Collected data
•••

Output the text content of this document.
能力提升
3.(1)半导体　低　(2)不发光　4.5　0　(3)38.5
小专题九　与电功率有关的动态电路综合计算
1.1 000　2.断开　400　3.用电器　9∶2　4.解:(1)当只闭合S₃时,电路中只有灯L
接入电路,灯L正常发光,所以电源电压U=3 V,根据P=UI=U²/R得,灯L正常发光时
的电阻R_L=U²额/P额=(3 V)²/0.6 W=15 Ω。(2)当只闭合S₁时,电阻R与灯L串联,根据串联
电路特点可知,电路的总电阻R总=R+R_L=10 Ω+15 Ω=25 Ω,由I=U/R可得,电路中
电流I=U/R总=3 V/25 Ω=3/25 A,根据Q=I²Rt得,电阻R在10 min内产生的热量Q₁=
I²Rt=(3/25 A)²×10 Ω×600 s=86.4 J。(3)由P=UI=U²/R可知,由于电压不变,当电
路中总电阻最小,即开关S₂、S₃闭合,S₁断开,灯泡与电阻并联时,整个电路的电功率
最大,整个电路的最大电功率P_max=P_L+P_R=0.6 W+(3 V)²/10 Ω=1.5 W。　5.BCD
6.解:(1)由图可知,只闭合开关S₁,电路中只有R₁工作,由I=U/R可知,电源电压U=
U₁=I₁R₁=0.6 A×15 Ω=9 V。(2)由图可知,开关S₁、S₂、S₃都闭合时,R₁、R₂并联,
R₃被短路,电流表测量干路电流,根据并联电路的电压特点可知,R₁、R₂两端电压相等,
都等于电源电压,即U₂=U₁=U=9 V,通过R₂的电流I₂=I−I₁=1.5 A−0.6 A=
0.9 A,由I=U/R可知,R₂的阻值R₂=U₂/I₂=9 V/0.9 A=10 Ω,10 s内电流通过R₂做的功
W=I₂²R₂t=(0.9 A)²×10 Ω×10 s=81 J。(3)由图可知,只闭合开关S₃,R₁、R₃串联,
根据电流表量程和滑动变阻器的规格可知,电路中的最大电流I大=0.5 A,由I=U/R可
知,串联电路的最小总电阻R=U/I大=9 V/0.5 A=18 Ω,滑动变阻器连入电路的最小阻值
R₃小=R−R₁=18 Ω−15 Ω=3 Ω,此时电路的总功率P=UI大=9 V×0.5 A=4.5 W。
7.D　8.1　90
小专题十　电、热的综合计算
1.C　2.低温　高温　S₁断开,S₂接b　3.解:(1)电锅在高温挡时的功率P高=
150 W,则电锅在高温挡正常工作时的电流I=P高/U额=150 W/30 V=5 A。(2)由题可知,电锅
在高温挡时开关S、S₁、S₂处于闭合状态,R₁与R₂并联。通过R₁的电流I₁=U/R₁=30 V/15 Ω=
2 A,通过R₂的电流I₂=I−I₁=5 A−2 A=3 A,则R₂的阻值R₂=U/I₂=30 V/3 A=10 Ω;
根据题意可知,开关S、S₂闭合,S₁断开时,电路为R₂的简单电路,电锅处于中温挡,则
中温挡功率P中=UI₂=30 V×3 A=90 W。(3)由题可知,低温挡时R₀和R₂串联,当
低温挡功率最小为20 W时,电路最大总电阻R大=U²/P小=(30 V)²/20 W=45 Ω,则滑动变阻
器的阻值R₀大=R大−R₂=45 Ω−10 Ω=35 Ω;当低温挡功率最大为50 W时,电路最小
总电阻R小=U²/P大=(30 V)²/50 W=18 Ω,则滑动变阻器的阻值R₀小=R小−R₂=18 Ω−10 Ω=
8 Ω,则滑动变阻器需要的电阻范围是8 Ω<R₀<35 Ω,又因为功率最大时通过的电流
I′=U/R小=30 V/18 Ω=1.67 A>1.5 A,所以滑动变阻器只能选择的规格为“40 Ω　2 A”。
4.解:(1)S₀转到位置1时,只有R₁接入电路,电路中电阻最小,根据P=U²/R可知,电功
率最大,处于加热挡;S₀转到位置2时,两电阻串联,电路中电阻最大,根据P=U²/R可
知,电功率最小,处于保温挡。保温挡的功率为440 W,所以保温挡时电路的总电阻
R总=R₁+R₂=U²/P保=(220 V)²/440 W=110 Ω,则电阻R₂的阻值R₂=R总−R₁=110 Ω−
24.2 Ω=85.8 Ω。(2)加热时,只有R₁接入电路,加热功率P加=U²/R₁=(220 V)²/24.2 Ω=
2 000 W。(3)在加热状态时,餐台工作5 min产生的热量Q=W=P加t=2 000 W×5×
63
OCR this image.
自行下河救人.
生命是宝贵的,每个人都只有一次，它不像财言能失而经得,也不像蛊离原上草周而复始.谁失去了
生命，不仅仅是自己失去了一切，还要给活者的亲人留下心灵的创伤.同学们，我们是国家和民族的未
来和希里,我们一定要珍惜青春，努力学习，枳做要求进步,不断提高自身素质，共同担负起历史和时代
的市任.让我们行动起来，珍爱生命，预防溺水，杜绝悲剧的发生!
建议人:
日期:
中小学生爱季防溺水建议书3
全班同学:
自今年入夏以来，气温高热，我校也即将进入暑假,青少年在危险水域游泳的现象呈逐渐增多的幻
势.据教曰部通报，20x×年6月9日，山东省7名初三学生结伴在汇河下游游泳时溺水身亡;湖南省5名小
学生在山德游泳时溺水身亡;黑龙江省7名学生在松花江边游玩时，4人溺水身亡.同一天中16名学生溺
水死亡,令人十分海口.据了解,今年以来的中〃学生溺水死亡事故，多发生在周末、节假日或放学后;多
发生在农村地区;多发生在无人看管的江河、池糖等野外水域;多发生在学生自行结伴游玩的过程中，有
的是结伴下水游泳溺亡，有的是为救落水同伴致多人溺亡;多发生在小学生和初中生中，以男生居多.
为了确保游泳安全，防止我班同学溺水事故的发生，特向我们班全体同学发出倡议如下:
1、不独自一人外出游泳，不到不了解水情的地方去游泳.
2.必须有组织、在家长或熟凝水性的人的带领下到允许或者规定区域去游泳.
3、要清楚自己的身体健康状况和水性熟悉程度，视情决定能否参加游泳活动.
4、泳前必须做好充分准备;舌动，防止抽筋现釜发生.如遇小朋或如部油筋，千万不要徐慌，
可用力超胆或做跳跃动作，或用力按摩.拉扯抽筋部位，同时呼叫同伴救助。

•••

What you need to do. Extract the full set of entries word for word.

Exercise solution.
Output the text content of this document.
能力提升
3.(1)半导体　低　(2)不发光　4.5　0　(3)38.5
小专题九　与电功率有关的动态电路综合计算
1.1 000　2.断开　400　3.用电器　9∶2　4.解:(1)当只闭合S₃时,电路中只有灯L
接入电路,灯L正常发光,所以电源电压U=3 V,根据P=UI=U²/R得,灯L正常发光时
的电阻R_L=U²额/P额=(3 V)²/0.6 W=15 Ω。(2)当只闭合S₁时,电阻R与灯L串联,根据串联
电路特点可知,电路的总电阻R总=R+R_L=10 Ω+15 Ω=25 Ω,由I=U/R可得,电路中
电流I=U/R总=3 V/25 Ω=3/25 A,根据Q=I²Rt得,电阻R在10 min内产生的热量Q₁=
I²Rt=(3/25 A)²×10 Ω×600 s=86.4 J。(3)由P=UI=U²/R可知,由于电压不变,当电
路中总电阻最小,即开关S₂、S₃闭合,S₁断开,灯泡与电阻并联时,整个电路的电功率
最大,整个电路的最大电功率P_max=P_L+P_R=0.6 W+(3 V)²/10 Ω=1.5 W。　5.BCD
6.解:(1)由图可知,只闭合开关S₁,电路中只有R₁工作,由I=U/R可知,电源电压U=
U₁=I₁R₁=0.6 A×15 Ω=9 V。(2)由图可知,开关S₁、S₂、S₃都闭合时,R₁、R₂并联,
R₃被短路,电流表测量干路电流,根据并联电路的电压特点可知,R₁、R₂两端电压相等,
都等于电源电压,即U₂=U₁=U=9 V,通过R₂的电流I₂=I−I₁=1.5 A−0.6 A=
0.9 A,由I=U/R可知,R₂的阻值R₂=U₂/I₂=9 V/0.9 A=10 Ω,10 s内电流通过R₂做的功
W=I₂²R₂t=(0.9 A)²×10 Ω×10 s=81 J。(3)由图可知,只闭合开关S₃,R₁、R₃串联,
根据电流表量程和滑动变阻器的规格可知,电路中的最大电流I大=0.5 A,由I=U/R可
知,串联电路的最小总电阻R=U/I大=9 V/0.5 A=18 Ω,滑动变阻器连入电路的最小阻值
R₃小=R−R₁=18 Ω−15 Ω=3 Ω,此时电路的总功率P=UI大=9 V×0.5 A=4.5 W。
7.D　8.1　90
小专题十　电、热的综合计算
1.C　2.低温　高温　S₁断开,S₂接b　3.解:(1)电锅在高温挡时的功率P高=
150 W,则电锅在高温挡正常工作时的电流I=P高/U额=150 W/30 V=5 A。(2)由题可知,电锅
在高温挡时开关S、S₁、S₂处于闭合状态,R₁与R₂并联。通过R₁的电流I₁=U/R₁=30 V/15 Ω=
2 A,通过R₂的电流I₂=I−I₁=5 A−2 A=3 A,则R₂的阻值R₂=U/I₂=30 V/3 A=10 Ω;
根据题意可知,开关S、S₂闭合,S₁断开时,电路为R₂的简单电路,电锅处于中温挡,则
中温挡功率P中=UI₂=30 V×3 A=90 W。(3)由题可知,低温挡时R₀和R₂串联,当
低温挡功率最小为20 W时,电路最大总电阻R大=U²/P小=(30 V)²/20 W=45 Ω,则滑动变阻
器的阻值R₀大=R大−R₂=45 Ω−10 Ω=35 Ω;当低温挡功率最大为50 W时,电路最小
总电阻R小=U²/P大=(30 V)²/50 W=18 Ω,则滑动变阻器的阻值R₀小=R小−R₂=18 Ω−10 Ω=
8 Ω,则滑动变阻器需要的电阻范围是8 Ω<R₀<35 Ω,又因为功率最大时通过的电流
I′=U/R小=30 V/18 Ω=1.67 A>1.5 A,所以滑动变阻器只能选择的规格为“40 Ω　2 A”。
4.解:(1)S₀转到位置1时,只有R₁接入电路,电路中电阻最小,根据P=U²/R可知,电功
率最大,处于加热挡;S₀转到位置2时,两电阻串联,电路中电阻最大,根据P=U²/R可
知,电功率最小,处于保温挡。保温挡的功率为440 W,所以保温挡时电路的总电阻
R总=R₁+R₂=U²/P保=(220 V)²/440 W=110 Ω,则电阻R₂的阻值R₂=R总−R₁=110 Ω−
24.2 Ω=85.8 Ω。(2)加热时,只有R₁接入电路,加热功率P加=U²/R₁=(220 V)²/24.2 Ω=
2 000 W。(3)在加热状态时,餐台工作5 min产生的热量Q=W=P加t=2 000 W×5×
63
OCR this image.
自行下河救人.
生命是宝贵的,每个人都只有一次，它不像财言能失而经得,也不像蛊离原上草周而复始.谁失去了
生命，不仅仅是自己失去了一切，还要给活者的亲人留下心灵的创伤.同学们，我们是国家和民族的未
来和希里,我们一定要珍惜青春，努力学习，枳做要求进步,不断提高自身素质，共同担负起历史和时代
的市任.让我们行动起来，珍爱生命，预防溺水，杜绝悲剧的发生!
建议人:
日期:
中小学生爱季防溺水建议书3
全班同学:
自今年入夏以来，气温高热，我校也即将进入暑假,青少年在危险水域游泳的现象呈逐渐增多的幻
势.据教曰部通报，20x×年6月9日，山东省7名初三学生结伴在汇河下游游泳时溺水身亡;湖南省5名小
学生在山德游泳时溺水身亡;黑龙江省7名学生在松花江边游玩时，4人溺水身亡.同一天中16名学生溺
水死亡,令人十分海口.据了解,今年以来的中〃学生溺水死亡事故，多发生在周末、节假日或放学后;多
发生在农村地区;多发生在无人看管的江河、池糖等野外水域;多发生在学生自行结伴游玩的过程中，有
的是结伴下水游泳溺亡，有的是为救落水同伴致多人溺亡;多发生在小学生和初中生中，以男生居多.
为了确保游泳安全，防止我班同学溺水事故的发生，特向我们班全体同学发出倡议如下:
1、不独自一人外出游泳，不到不了解水情的地方去游泳.
2.必须有组织、在家长或熟凝水性的人的带领下到允许或者规定区域去游泳.
3、要清楚自己的身体健康状况和水性熟悉程度，视情决定能否参加游泳活动.
4、泳前必须做好充分准备;舌动，防止抽筋现釜发生.如遇小朋或如部油筋，千万不要徐慌，
可用力超胆或做跳跃动作，或用力按摩.拉扯抽筋部位，同时呼叫同伴救助。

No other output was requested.